What needs to be done =
Copy out the data below as written; omit any images.

━━━━━━━━━━━━━━━━

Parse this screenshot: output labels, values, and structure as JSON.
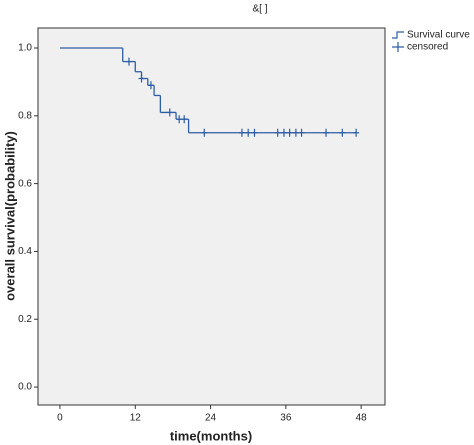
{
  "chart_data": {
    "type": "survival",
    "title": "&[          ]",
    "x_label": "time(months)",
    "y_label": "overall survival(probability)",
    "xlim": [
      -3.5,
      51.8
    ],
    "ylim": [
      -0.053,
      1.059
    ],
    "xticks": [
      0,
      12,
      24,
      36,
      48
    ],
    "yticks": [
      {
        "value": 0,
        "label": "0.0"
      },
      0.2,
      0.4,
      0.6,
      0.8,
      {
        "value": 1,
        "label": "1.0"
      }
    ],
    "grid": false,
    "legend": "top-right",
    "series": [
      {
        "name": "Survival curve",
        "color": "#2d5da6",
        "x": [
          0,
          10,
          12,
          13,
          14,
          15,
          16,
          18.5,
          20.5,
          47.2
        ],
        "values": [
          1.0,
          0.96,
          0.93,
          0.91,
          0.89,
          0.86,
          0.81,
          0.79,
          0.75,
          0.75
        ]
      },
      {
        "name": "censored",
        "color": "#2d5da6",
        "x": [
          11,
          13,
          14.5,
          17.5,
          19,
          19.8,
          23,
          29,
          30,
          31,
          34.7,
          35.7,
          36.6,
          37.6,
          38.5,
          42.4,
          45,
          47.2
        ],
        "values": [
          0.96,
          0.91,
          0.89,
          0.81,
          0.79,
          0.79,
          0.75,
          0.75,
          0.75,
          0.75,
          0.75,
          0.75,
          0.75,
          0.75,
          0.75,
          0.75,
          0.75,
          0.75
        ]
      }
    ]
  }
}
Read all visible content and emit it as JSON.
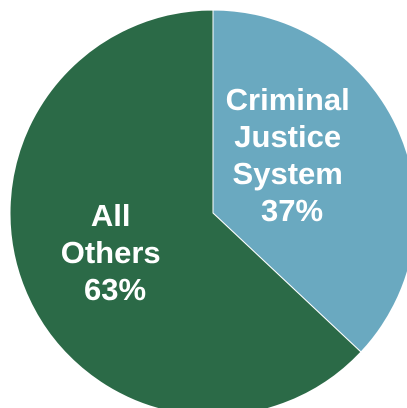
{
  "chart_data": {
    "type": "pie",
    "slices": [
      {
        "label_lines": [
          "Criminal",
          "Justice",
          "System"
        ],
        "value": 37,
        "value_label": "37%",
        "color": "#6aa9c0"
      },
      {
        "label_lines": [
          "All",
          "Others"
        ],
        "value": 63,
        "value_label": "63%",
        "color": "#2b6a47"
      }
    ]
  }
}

━━━━━━━━━━━━━━━━

Exercise result =
Parse this screenshot: output labels, values, and structure as JSON.
{
  "chart_data": {
    "type": "survival",
    "title": "&[          ]",
    "x_label": "time(months)",
    "y_label": "overall survival(probability)",
    "xlim": [
      -3.5,
      51.8
    ],
    "ylim": [
      -0.053,
      1.059
    ],
    "xticks": [
      0,
      12,
      24,
      36,
      48
    ],
    "yticks": [
      {
        "value": 0,
        "label": "0.0"
      },
      0.2,
      0.4,
      0.6,
      0.8,
      {
        "value": 1,
        "label": "1.0"
      }
    ],
    "grid": false,
    "legend": "top-right",
    "series": [
      {
        "name": "Survival curve",
        "color": "#2d5da6",
        "x": [
          0,
          10,
          12,
          13,
          14,
          15,
          16,
          18.5,
          20.5,
          47.2
        ],
        "values": [
          1.0,
          0.96,
          0.93,
          0.91,
          0.89,
          0.86,
          0.81,
          0.79,
          0.75,
          0.75
        ]
      },
      {
        "name": "censored",
        "color": "#2d5da6",
        "x": [
          11,
          13,
          14.5,
          17.5,
          19,
          19.8,
          23,
          29,
          30,
          31,
          34.7,
          35.7,
          36.6,
          37.6,
          38.5,
          42.4,
          45,
          47.2
        ],
        "values": [
          0.96,
          0.91,
          0.89,
          0.81,
          0.79,
          0.79,
          0.75,
          0.75,
          0.75,
          0.75,
          0.75,
          0.75,
          0.75,
          0.75,
          0.75,
          0.75,
          0.75,
          0.75
        ]
      }
    ]
  }
}
Read all visible content and emit it as JSON.
{
  "chart_data": {
    "type": "pie",
    "slices": [
      {
        "label_lines": [
          "Criminal",
          "Justice",
          "System"
        ],
        "value": 37,
        "value_label": "37%",
        "color": "#6aa9c0"
      },
      {
        "label_lines": [
          "All",
          "Others"
        ],
        "value": 63,
        "value_label": "63%",
        "color": "#2b6a47"
      }
    ]
  }
}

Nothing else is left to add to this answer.